Saved data entries:
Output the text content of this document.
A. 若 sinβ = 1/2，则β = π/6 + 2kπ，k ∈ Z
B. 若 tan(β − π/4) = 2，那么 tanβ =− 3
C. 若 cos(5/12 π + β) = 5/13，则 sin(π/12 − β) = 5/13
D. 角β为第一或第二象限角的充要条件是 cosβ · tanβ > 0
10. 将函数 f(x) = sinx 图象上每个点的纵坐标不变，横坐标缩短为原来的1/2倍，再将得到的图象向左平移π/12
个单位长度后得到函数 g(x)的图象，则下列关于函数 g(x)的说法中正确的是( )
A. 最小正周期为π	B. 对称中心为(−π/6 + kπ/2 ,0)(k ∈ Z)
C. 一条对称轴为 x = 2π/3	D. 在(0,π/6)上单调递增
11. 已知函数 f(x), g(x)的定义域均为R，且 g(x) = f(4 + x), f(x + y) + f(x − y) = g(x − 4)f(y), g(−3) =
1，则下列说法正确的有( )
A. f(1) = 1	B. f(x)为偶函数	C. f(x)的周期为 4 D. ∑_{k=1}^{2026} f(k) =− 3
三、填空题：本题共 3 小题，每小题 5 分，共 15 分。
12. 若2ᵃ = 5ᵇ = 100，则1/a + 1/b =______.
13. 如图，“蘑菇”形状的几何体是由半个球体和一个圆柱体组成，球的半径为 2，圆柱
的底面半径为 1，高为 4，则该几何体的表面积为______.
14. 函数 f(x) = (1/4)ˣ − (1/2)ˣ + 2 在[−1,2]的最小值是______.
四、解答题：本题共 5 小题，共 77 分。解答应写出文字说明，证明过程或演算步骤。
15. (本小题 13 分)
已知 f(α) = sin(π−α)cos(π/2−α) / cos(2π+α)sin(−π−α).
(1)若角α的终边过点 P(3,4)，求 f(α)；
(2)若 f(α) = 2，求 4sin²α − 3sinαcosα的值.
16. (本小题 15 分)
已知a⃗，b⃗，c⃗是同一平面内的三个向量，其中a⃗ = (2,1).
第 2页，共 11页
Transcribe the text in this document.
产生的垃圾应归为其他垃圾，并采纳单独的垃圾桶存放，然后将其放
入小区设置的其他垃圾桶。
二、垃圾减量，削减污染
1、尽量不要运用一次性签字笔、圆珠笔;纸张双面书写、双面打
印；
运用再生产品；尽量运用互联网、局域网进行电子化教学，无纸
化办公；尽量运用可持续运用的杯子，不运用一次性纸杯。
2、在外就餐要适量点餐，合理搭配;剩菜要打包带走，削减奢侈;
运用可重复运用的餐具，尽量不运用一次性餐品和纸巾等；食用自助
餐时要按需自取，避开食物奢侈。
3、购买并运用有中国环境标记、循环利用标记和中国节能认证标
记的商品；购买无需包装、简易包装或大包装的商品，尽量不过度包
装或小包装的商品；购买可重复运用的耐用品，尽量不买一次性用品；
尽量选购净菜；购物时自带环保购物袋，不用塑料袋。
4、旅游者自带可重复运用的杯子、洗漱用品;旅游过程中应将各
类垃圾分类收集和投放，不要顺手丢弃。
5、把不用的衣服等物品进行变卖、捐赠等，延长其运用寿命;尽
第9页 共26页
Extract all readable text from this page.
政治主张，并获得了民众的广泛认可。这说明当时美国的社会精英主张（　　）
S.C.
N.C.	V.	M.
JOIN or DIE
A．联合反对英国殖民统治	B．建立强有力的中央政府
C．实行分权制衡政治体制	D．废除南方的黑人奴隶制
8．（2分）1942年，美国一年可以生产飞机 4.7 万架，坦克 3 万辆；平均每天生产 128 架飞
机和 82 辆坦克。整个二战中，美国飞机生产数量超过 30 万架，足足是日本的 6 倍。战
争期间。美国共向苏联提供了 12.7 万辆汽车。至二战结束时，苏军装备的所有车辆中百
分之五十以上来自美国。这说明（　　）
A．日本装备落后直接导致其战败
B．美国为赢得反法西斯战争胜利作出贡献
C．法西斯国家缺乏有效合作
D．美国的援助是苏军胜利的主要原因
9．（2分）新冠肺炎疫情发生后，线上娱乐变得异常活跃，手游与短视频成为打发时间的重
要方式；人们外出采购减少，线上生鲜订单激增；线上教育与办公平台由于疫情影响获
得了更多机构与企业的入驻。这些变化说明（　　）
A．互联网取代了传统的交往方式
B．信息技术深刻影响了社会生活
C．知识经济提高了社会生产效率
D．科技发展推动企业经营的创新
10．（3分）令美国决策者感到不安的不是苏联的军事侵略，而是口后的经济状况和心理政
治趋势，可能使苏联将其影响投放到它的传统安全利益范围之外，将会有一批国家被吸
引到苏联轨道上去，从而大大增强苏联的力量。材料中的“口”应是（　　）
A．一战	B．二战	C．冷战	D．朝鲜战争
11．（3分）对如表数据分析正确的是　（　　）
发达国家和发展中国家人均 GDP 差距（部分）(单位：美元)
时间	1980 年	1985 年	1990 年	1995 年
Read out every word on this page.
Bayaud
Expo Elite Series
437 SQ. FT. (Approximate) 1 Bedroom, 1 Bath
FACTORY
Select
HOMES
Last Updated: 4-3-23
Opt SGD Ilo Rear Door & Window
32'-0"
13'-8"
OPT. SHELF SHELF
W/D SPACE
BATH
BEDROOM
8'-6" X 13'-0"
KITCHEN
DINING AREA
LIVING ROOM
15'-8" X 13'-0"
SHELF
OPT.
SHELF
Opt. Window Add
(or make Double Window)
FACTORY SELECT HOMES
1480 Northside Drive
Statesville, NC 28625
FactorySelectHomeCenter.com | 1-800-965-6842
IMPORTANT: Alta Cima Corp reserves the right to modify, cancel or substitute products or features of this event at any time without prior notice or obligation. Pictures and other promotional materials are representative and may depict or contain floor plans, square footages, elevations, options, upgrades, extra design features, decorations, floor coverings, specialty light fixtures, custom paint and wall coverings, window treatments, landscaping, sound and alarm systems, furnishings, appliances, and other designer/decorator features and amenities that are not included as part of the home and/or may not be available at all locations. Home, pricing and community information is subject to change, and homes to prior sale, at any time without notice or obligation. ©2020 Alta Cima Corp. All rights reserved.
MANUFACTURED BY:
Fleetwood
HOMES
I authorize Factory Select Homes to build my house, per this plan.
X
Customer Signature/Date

* **What you should do**:
Return all of the data precisely as it appears.

* **Finished exercise**:
Output the text content of this document.
A. 若 sinβ = 1/2，则β = π/6 + 2kπ，k ∈ Z
B. 若 tan(β − π/4) = 2，那么 tanβ =− 3
C. 若 cos(5/12 π + β) = 5/13，则 sin(π/12 − β) = 5/13
D. 角β为第一或第二象限角的充要条件是 cosβ · tanβ > 0
10. 将函数 f(x) = sinx 图象上每个点的纵坐标不变，横坐标缩短为原来的1/2倍，再将得到的图象向左平移π/12
个单位长度后得到函数 g(x)的图象，则下列关于函数 g(x)的说法中正确的是( )
A. 最小正周期为π	B. 对称中心为(−π/6 + kπ/2 ,0)(k ∈ Z)
C. 一条对称轴为 x = 2π/3	D. 在(0,π/6)上单调递增
11. 已知函数 f(x), g(x)的定义域均为R，且 g(x) = f(4 + x), f(x + y) + f(x − y) = g(x − 4)f(y), g(−3) =
1，则下列说法正确的有( )
A. f(1) = 1	B. f(x)为偶函数	C. f(x)的周期为 4 D. ∑_{k=1}^{2026} f(k) =− 3
三、填空题：本题共 3 小题，每小题 5 分，共 15 分。
12. 若2ᵃ = 5ᵇ = 100，则1/a + 1/b =______.
13. 如图，“蘑菇”形状的几何体是由半个球体和一个圆柱体组成，球的半径为 2，圆柱
的底面半径为 1，高为 4，则该几何体的表面积为______.
14. 函数 f(x) = (1/4)ˣ − (1/2)ˣ + 2 在[−1,2]的最小值是______.
四、解答题：本题共 5 小题，共 77 分。解答应写出文字说明，证明过程或演算步骤。
15. (本小题 13 分)
已知 f(α) = sin(π−α)cos(π/2−α) / cos(2π+α)sin(−π−α).
(1)若角α的终边过点 P(3,4)，求 f(α)；
(2)若 f(α) = 2，求 4sin²α − 3sinαcosα的值.
16. (本小题 15 分)
已知a⃗，b⃗，c⃗是同一平面内的三个向量，其中a⃗ = (2,1).
第 2页，共 11页
Transcribe the text in this document.
产生的垃圾应归为其他垃圾，并采纳单独的垃圾桶存放，然后将其放
入小区设置的其他垃圾桶。
二、垃圾减量，削减污染
1、尽量不要运用一次性签字笔、圆珠笔;纸张双面书写、双面打
印；
运用再生产品；尽量运用互联网、局域网进行电子化教学，无纸
化办公；尽量运用可持续运用的杯子，不运用一次性纸杯。
2、在外就餐要适量点餐，合理搭配;剩菜要打包带走，削减奢侈;
运用可重复运用的餐具，尽量不运用一次性餐品和纸巾等；食用自助
餐时要按需自取，避开食物奢侈。
3、购买并运用有中国环境标记、循环利用标记和中国节能认证标
记的商品；购买无需包装、简易包装或大包装的商品，尽量不过度包
装或小包装的商品；购买可重复运用的耐用品，尽量不买一次性用品；
尽量选购净菜；购物时自带环保购物袋，不用塑料袋。
4、旅游者自带可重复运用的杯子、洗漱用品;旅游过程中应将各
类垃圾分类收集和投放，不要顺手丢弃。
5、把不用的衣服等物品进行变卖、捐赠等，延长其运用寿命;尽
第9页 共26页
Extract all readable text from this page.
政治主张，并获得了民众的广泛认可。这说明当时美国的社会精英主张（　　）
S.C.
N.C.	V.	M.
JOIN or DIE
A．联合反对英国殖民统治	B．建立强有力的中央政府
C．实行分权制衡政治体制	D．废除南方的黑人奴隶制
8．（2分）1942年，美国一年可以生产飞机 4.7 万架，坦克 3 万辆；平均每天生产 128 架飞
机和 82 辆坦克。整个二战中，美国飞机生产数量超过 30 万架，足足是日本的 6 倍。战
争期间。美国共向苏联提供了 12.7 万辆汽车。至二战结束时，苏军装备的所有车辆中百
分之五十以上来自美国。这说明（　　）
A．日本装备落后直接导致其战败
B．美国为赢得反法西斯战争胜利作出贡献
C．法西斯国家缺乏有效合作
D．美国的援助是苏军胜利的主要原因
9．（2分）新冠肺炎疫情发生后，线上娱乐变得异常活跃，手游与短视频成为打发时间的重
要方式；人们外出采购减少，线上生鲜订单激增；线上教育与办公平台由于疫情影响获
得了更多机构与企业的入驻。这些变化说明（　　）
A．互联网取代了传统的交往方式
B．信息技术深刻影响了社会生活
C．知识经济提高了社会生产效率
D．科技发展推动企业经营的创新
10．（3分）令美国决策者感到不安的不是苏联的军事侵略，而是口后的经济状况和心理政
治趋势，可能使苏联将其影响投放到它的传统安全利益范围之外，将会有一批国家被吸
引到苏联轨道上去，从而大大增强苏联的力量。材料中的“口”应是（　　）
A．一战	B．二战	C．冷战	D．朝鲜战争
11．（3分）对如表数据分析正确的是　（　　）
发达国家和发展中国家人均 GDP 差距（部分）(单位：美元)
时间	1980 年	1985 年	1990 年	1995 年
Read out every word on this page.
Bayaud
Expo Elite Series
437 SQ. FT. (Approximate) 1 Bedroom, 1 Bath
FACTORY
Select
HOMES
Last Updated: 4-3-23
Opt SGD Ilo Rear Door & Window
32'-0"
13'-8"
OPT. SHELF SHELF
W/D SPACE
BATH
BEDROOM
8'-6" X 13'-0"
KITCHEN
DINING AREA
LIVING ROOM
15'-8" X 13'-0"
SHELF
OPT.
SHELF
Opt. Window Add
(or make Double Window)
FACTORY SELECT HOMES
1480 Northside Drive
Statesville, NC 28625
FactorySelectHomeCenter.com | 1-800-965-6842
IMPORTANT: Alta Cima Corp reserves the right to modify, cancel or substitute products or features of this event at any time without prior notice or obligation. Pictures and other promotional materials are representative and may depict or contain floor plans, square footages, elevations, options, upgrades, extra design features, decorations, floor coverings, specialty light fixtures, custom paint and wall coverings, window treatments, landscaping, sound and alarm systems, furnishings, appliances, and other designer/decorator features and amenities that are not included as part of the home and/or may not be available at all locations. Home, pricing and community information is subject to change, and homes to prior sale, at any time without notice or obligation. ©2020 Alta Cima Corp. All rights reserved.
MANUFACTURED BY:
Fleetwood
HOMES
I authorize Factory Select Homes to build my house, per this plan.
X
Customer Signature/Date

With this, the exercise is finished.